**Selection**
——

Culture: The Sum of Our Actions
How do we know what we are talking about when we talk about a company’s culture? What does the word even mean inside an enterprise? The answer is surprisingly concrete for such an abstract concept.
Culture is the sum of the daily actions that you take. Your routines. If you talk to people, you have a collaborative culture. Being required to seek permission before trying something new means you have a hierarchical culture.
Add up all the things you do in the course of a normal work day, and then step back to look at them from the perspective of the collective, but most often unexamined, assumptions that shape and drive these actions. These assumptions, about how work gets done and how people interact in your company, will show you your culture. And this is not fixed or immutable—culture is slow to shift, but it can be done.
If you change the actions, you change the culture.
A (Brief) Field Guide to Organisational Culture
The three major types of culture within enterprises are Waterfall, Agile, and Cloud Native. A quick primer:
Waterfall organisations are all about long-term planning. They deliver a large, solidly built and tested project bundling many separate services into one deployment every six months to one year (perhaps even longer) timeframe. They are risk-averse, with a long decision-making chain and rigid hierarchy. There are a lot of managers, including project managers. Waterfall organisations tend to have specialist teams handling very specific skills—security, testing, database administration, etc.

——

**What to do**
1 - Copy the culture excerpt word for word, from "Culture: The Sum" up to and including "a hierarchical culture.".
2 - Answer these questions using the culture excerpt:
(a) What kind of culture does the excerpt say you have if you must seek permission before trying something new?
(b) What three major types of culture within enterprises does it name?
(c) How often does it say Waterfall organisations deliver a deployment?
3 - Carry the culture excerpt forward, beginning right after its final sentence.

**Provided material**
——

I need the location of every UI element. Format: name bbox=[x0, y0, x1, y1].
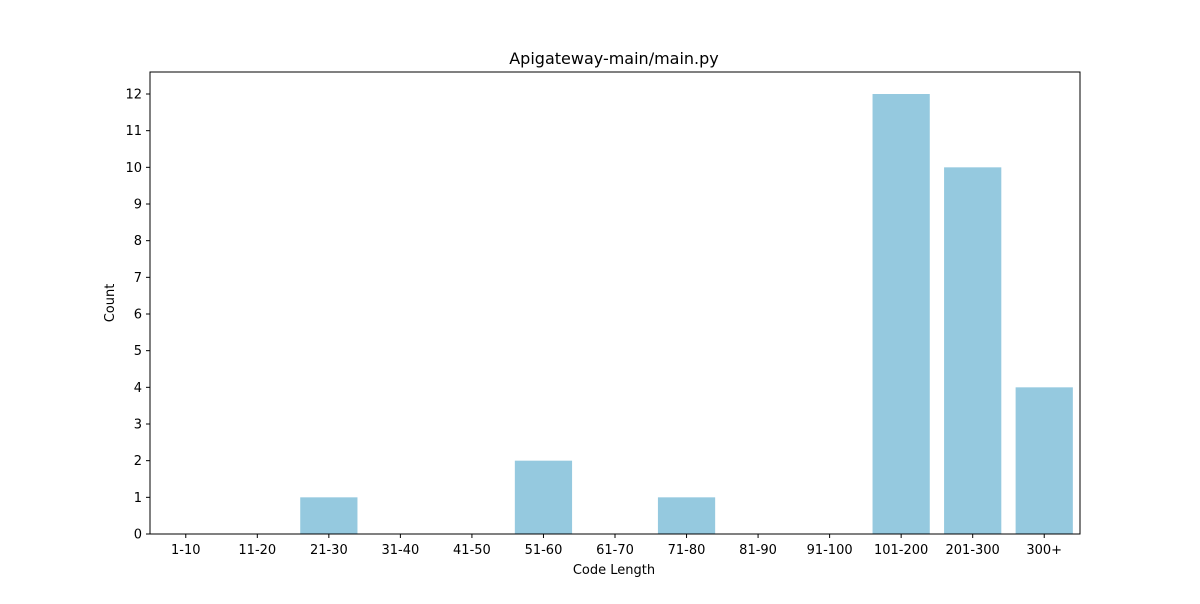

——

**Written answers**
1 -
Culture: The Sum of Our Actions
How do we know what we are talking about when we talk about a company’s culture? What does the word even mean inside an enterprise? The answer is surprisingly concrete for such an abstract concept.
Culture is the sum of the daily actions that you take. Your routines. If you talk to people, you have a collaborative culture. Being required to seek permission before trying something new means you have a hierarchical culture.

2 -
(a) A hierarchical culture.
(b) Waterfall, Agile, and Cloud Native.
(c) Every six months to one year, perhaps even longer.

3 -
Although market estimations (from vendors of Agile tools and solutions) suggest most companies have adopted at least some Agile practices, our own estimation is that about 80% of software today is still produced using Waterfall development style.
Agile organisations recognise the limitations imposed by monolithic long-term releases, and have adapted to deliver faster by using an iterative, feature-driven approach to releasing in two- to four-week 'sprints'. Agile development breaks applications into their functional components, each of which is worked on, start to finish, by a single team.
Instead of handoffs between specialist teams, Agile has cross-functional teams whose members hold all the skills necessary to design, build, and test the service they are responsible for developing. The result: There are wide responsibilities in a team, but a very narrow responsibility for the team. Scrum is the functional implementation of Agile, and scrum masters facilitate between the different process-owner teams.
Cloud Native organisations are built to take optimum advantage of functioning in cloud technologies (clouds will look quite different in the future, but we also build to anticipate this). Applications are built and deployed in a rapid cadence by small, dedicated feature teams made up of developers who also know how to build in networking, security, and all other necessities so all parts of the distributed system become part of the application.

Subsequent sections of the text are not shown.